Job
What follows is a set of records, each of which is to be written out exactly.

■ ■ ■ ■ ■ ■ ■

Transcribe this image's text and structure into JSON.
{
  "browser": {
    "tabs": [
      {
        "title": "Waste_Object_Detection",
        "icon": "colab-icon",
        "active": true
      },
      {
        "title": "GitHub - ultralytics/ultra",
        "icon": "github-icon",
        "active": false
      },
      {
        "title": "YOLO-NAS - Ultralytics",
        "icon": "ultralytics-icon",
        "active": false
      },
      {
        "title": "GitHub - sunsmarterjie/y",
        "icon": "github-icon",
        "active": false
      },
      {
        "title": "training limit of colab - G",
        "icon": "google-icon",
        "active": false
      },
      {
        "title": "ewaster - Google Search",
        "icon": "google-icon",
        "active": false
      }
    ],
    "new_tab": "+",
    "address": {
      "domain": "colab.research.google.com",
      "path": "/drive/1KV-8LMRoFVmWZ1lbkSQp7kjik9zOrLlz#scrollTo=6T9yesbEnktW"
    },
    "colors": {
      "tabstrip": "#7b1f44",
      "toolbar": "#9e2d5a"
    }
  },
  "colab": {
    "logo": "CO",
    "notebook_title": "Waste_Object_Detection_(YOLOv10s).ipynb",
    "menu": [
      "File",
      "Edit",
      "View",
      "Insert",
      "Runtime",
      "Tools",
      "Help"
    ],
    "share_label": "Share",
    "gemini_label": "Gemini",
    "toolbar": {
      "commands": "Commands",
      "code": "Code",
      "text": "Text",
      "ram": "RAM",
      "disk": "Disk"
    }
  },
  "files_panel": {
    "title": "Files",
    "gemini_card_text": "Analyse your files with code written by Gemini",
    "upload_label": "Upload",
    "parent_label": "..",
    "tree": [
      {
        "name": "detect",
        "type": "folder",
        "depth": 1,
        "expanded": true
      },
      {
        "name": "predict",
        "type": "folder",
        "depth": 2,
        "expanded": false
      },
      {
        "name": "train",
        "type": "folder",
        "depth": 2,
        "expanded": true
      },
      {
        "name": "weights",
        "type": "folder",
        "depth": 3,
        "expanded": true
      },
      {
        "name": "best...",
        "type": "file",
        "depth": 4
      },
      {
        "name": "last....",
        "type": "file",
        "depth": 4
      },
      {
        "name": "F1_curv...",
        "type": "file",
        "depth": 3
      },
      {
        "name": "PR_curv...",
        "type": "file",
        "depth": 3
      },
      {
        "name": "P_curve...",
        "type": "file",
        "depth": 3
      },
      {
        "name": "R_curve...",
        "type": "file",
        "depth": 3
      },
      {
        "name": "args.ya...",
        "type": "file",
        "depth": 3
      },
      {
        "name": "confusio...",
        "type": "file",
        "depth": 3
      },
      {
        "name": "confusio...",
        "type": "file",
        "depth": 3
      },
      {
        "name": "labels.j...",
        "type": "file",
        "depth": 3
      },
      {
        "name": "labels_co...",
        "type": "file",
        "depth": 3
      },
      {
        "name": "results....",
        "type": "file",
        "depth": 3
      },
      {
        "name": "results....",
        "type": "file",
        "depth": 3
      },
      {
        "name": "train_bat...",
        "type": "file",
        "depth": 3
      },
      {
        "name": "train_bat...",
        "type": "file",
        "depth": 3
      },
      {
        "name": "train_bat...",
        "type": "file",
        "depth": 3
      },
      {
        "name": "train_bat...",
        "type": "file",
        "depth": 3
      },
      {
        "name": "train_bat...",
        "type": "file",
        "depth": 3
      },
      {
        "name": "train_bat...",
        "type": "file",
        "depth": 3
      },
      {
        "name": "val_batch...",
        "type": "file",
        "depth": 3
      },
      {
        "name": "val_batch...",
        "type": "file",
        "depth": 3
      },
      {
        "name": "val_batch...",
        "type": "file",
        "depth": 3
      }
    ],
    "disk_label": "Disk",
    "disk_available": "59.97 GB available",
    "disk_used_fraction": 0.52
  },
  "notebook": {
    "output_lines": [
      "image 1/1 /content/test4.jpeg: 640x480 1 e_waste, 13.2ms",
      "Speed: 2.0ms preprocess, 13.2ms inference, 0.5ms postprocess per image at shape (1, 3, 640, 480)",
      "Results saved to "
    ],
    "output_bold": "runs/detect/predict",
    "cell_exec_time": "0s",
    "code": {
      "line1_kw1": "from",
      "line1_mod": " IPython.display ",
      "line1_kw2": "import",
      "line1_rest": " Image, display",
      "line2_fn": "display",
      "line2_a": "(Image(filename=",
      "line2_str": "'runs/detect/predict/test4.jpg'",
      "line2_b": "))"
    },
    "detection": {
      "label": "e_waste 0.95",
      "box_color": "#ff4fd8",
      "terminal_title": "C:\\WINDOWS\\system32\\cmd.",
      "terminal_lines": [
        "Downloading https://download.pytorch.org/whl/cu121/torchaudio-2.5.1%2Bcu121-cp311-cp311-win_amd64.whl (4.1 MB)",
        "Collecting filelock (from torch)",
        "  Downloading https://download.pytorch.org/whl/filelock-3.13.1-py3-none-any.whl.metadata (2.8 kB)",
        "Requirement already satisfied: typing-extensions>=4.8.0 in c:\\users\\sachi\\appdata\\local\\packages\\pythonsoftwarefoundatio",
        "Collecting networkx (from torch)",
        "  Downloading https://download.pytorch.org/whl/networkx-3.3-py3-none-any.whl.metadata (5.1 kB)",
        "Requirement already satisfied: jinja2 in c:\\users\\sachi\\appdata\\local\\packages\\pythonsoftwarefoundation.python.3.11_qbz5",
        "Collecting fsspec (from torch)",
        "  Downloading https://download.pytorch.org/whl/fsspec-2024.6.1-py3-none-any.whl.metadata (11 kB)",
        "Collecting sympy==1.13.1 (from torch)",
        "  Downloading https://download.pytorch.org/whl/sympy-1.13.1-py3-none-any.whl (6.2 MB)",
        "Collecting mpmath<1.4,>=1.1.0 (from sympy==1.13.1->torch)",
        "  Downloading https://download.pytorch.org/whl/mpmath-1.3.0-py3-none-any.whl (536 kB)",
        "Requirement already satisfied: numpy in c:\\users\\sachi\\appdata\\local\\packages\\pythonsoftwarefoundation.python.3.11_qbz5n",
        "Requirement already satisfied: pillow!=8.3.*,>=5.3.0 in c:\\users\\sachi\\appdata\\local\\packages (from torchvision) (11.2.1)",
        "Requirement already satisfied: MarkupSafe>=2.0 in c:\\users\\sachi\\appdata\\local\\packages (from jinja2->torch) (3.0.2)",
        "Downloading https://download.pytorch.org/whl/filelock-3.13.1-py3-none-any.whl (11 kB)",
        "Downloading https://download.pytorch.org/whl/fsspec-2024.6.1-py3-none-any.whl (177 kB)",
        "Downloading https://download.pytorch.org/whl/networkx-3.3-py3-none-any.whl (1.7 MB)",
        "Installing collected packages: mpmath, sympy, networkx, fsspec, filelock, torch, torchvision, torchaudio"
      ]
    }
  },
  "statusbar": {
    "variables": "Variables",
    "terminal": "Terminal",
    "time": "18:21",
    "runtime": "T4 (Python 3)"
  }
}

■ ■ ■ ■ ■ ■ ■

Task response
Transcribe this image's text and structure into JSON.
{
  "browser": {
    "tabs": [
      {
        "title": "Waste_Object_Detection",
        "icon": "colab-icon",
        "active": true
      },
      {
        "title": "GitHub - ultralytics/ultra",
        "icon": "github-icon",
        "active": false
      },
      {
        "title": "YOLO-NAS - Ultralytics",
        "icon": "ultralytics-icon",
        "active": false
      },
      {
        "title": "GitHub - sunsmarterjie/y",
        "icon": "github-icon",
        "active": false
      },
      {
        "title": "training limit of colab - G",
        "icon": "google-icon",
        "active": false
      },
      {
        "title": "ewaster - Google Search",
        "icon": "google-icon",
        "active": false
      }
    ],
    "new_tab": "+",
    "address": {
      "domain": "colab.research.google.com",
      "path": "/drive/1KV-8LMRoFVmWZ1lbkSQp7kjik9zOrLlz#scrollTo=6T9yesbEnktW"
    },
    "colors": {
      "tabstrip": "#7b1f44",
      "toolbar": "#9e2d5a"
    }
  },
  "colab": {
    "logo": "CO",
    "notebook_title": "Waste_Object_Detection_(YOLOv10s).ipynb",
    "menu": [
      "File",
      "Edit",
      "View",
      "Insert",
      "Runtime",
      "Tools",
      "Help"
    ],
    "share_label": "Share",
    "gemini_label": "Gemini",
    "toolbar": {
      "commands": "Commands",
      "code": "Code",
      "text": "Text",
      "ram": "RAM",
      "disk": "Disk"
    }
  },
  "files_panel": {
    "title": "Files",
    "gemini_card_text": "Analyse your files with code written by Gemini",
    "upload_label": "Upload",
    "parent_label": "..",
    "tree": [
      {
        "name": "detect",
        "type": "folder",
        "depth": 1,
        "expanded": true
      },
      {
        "name": "predict",
        "type": "folder",
        "depth": 2,
        "expanded": false
      },
      {
        "name": "train",
        "type": "folder",
        "depth": 2,
        "expanded": true
      },
      {
        "name": "weights",
        "type": "folder",
        "depth": 3,
        "expanded": true
      },
      {
        "name": "best...",
        "type": "file",
        "depth": 4
      },
      {
        "name": "last....",
        "type": "file",
        "depth": 4
      },
      {
        "name": "F1_curv...",
        "type": "file",
        "depth": 3
      },
      {
        "name": "PR_curv...",
        "type": "file",
        "depth": 3
      },
      {
        "name": "P_curve...",
        "type": "file",
        "depth": 3
      },
      {
        "name": "R_curve...",
        "type": "file",
        "depth": 3
      },
      {
        "name": "args.ya...",
        "type": "file",
        "depth": 3
      },
      {
        "name": "confusio...",
        "type": "file",
        "depth": 3
      },
      {
        "name": "confusio...",
        "type": "file",
        "depth": 3
      },
      {
        "name": "labels.j...",
        "type": "file",
        "depth": 3
      },
      {
        "name": "labels_co...",
        "type": "file",
        "depth": 3
      },
      {
        "name": "results....",
        "type": "file",
        "depth": 3
      },
      {
        "name": "results....",
        "type": "file",
        "depth": 3
      },
      {
        "name": "train_bat...",
        "type": "file",
        "depth": 3
      },
      {
        "name": "train_bat...",
        "type": "file",
        "depth": 3
      },
      {
        "name": "train_bat...",
        "type": "file",
        "depth": 3
      },
      {
        "name": "train_bat...",
        "type": "file",
        "depth": 3
      },
      {
        "name": "train_bat...",
        "type": "file",
        "depth": 3
      },
      {
        "name": "train_bat...",
        "type": "file",
        "depth": 3
      },
      {
        "name": "val_batch...",
        "type": "file",
        "depth": 3
      },
      {
        "name": "val_batch...",
        "type": "file",
        "depth": 3
      },
      {
        "name": "val_batch...",
        "type": "file",
        "depth": 3
      }
    ],
    "disk_label": "Disk",
    "disk_available": "59.97 GB available",
    "disk_used_fraction": 0.52
  },
  "notebook": {
    "output_lines": [
      "image 1/1 /content/test4.jpeg: 640x480 1 e_waste, 13.2ms",
      "Speed: 2.0ms preprocess, 13.2ms inference, 0.5ms postprocess per image at shape (1, 3, 640, 480)",
      "Results saved to "
    ],
    "output_bold": "runs/detect/predict",
    "cell_exec_time": "0s",
    "code": {
      "line1_kw1": "from",
      "line1_mod": " IPython.display ",
      "line1_kw2": "import",
      "line1_rest": " Image, display",
      "line2_fn": "display",
      "line2_a": "(Image(filename=",
      "line2_str": "'runs/detect/predict/test4.jpg'",
      "line2_b": "))"
    },
    "detection": {
      "label": "e_waste 0.95",
      "box_color": "#ff4fd8",
      "terminal_title": "C:\\WINDOWS\\system32\\cmd.",
      "terminal_lines": [
        "Downloading https://download.pytorch.org/whl/cu121/torchaudio-2.5.1%2Bcu121-cp311-cp311-win_amd64.whl (4.1 MB)",
        "Collecting filelock (from torch)",
        "  Downloading https://download.pytorch.org/whl/filelock-3.13.1-py3-none-any.whl.metadata (2.8 kB)",
        "Requirement already satisfied: typing-extensions>=4.8.0 in c:\\users\\sachi\\appdata\\local\\packages\\pythonsoftwarefoundatio",
        "Collecting networkx (from torch)",
        "  Downloading https://download.pytorch.org/whl/networkx-3.3-py3-none-any.whl.metadata (5.1 kB)",
        "Requirement already satisfied: jinja2 in c:\\users\\sachi\\appdata\\local\\packages\\pythonsoftwarefoundation.python.3.11_qbz5",
        "Collecting fsspec (from torch)",
        "  Downloading https://download.pytorch.org/whl/fsspec-2024.6.1-py3-none-any.whl.metadata (11 kB)",
        "Collecting sympy==1.13.1 (from torch)",
        "  Downloading https://download.pytorch.org/whl/sympy-1.13.1-py3-none-any.whl (6.2 MB)",
        "Collecting mpmath<1.4,>=1.1.0 (from sympy==1.13.1->torch)",
        "  Downloading https://download.pytorch.org/whl/mpmath-1.3.0-py3-none-any.whl (536 kB)",
        "Requirement already satisfied: numpy in c:\\users\\sachi\\appdata\\local\\packages\\pythonsoftwarefoundation.python.3.11_qbz5n",
        "Requirement already satisfied: pillow!=8.3.*,>=5.3.0 in c:\\users\\sachi\\appdata\\local\\packages (from torchvision) (11.2.1)",
        "Requirement already satisfied: MarkupSafe>=2.0 in c:\\users\\sachi\\appdata\\local\\packages (from jinja2->torch) (3.0.2)",
        "Downloading https://download.pytorch.org/whl/filelock-3.13.1-py3-none-any.whl (11 kB)",
        "Downloading https://download.pytorch.org/whl/fsspec-2024.6.1-py3-none-any.whl (177 kB)",
        "Downloading https://download.pytorch.org/whl/networkx-3.3-py3-none-any.whl (1.7 MB)",
        "Installing collected packages: mpmath, sympy, networkx, fsspec, filelock, torch, torchvision, torchaudio"
      ]
    }
  },
  "statusbar": {
    "variables": "Variables",
    "terminal": "Terminal",
    "time": "18:21",
    "runtime": "T4 (Python 3)"
  }
}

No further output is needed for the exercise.